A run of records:
......

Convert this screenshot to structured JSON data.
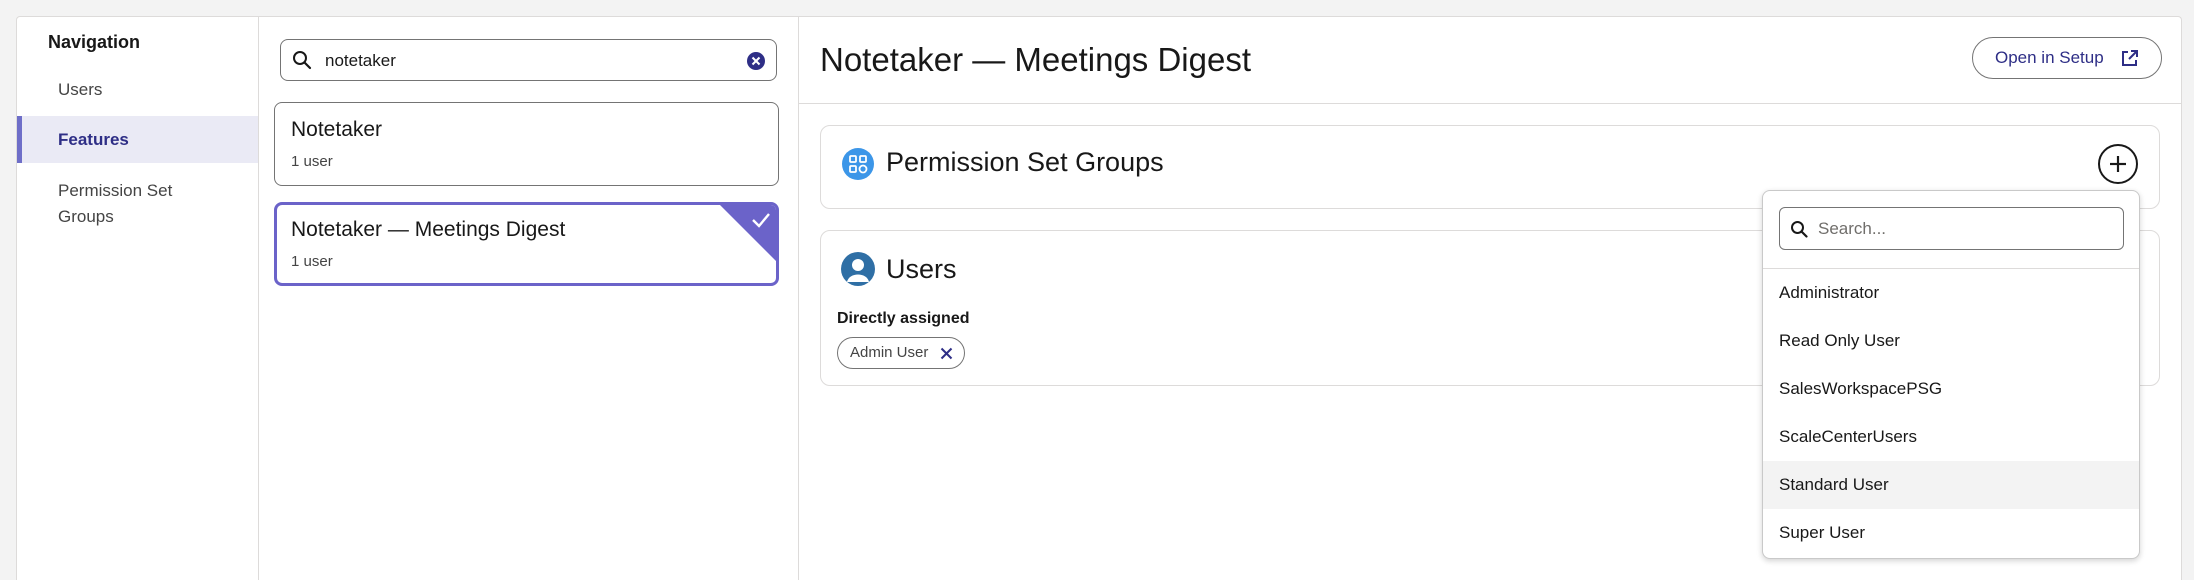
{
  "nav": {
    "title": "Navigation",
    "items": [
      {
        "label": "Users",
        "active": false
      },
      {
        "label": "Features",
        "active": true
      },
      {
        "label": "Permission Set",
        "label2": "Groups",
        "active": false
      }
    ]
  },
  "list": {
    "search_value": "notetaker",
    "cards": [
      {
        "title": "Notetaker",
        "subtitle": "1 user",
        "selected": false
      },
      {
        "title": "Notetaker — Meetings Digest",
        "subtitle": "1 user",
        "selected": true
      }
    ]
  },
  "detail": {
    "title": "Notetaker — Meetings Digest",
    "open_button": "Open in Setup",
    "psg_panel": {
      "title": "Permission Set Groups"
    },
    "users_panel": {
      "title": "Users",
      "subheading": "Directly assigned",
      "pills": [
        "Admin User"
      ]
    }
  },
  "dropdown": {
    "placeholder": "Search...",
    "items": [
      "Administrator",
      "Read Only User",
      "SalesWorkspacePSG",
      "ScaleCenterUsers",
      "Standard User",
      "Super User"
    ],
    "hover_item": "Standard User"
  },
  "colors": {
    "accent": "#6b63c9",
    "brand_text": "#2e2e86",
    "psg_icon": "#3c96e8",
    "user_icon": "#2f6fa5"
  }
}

......

Set exercise: Output every entry verbatim. Pictures do not belong in the copy.

The reply:
Convert this screenshot to structured JSON data.
{
  "nav": {
    "title": "Navigation",
    "items": [
      {
        "label": "Users",
        "active": false
      },
      {
        "label": "Features",
        "active": true
      },
      {
        "label": "Permission Set",
        "label2": "Groups",
        "active": false
      }
    ]
  },
  "list": {
    "search_value": "notetaker",
    "cards": [
      {
        "title": "Notetaker",
        "subtitle": "1 user",
        "selected": false
      },
      {
        "title": "Notetaker — Meetings Digest",
        "subtitle": "1 user",
        "selected": true
      }
    ]
  },
  "detail": {
    "title": "Notetaker — Meetings Digest",
    "open_button": "Open in Setup",
    "psg_panel": {
      "title": "Permission Set Groups"
    },
    "users_panel": {
      "title": "Users",
      "subheading": "Directly assigned",
      "pills": [
        "Admin User"
      ]
    }
  },
  "dropdown": {
    "placeholder": "Search...",
    "items": [
      "Administrator",
      "Read Only User",
      "SalesWorkspacePSG",
      "ScaleCenterUsers",
      "Standard User",
      "Super User"
    ],
    "hover_item": "Standard User"
  },
  "colors": {
    "accent": "#6b63c9",
    "brand_text": "#2e2e86",
    "psg_icon": "#3c96e8",
    "user_icon": "#2f6fa5"
  }
}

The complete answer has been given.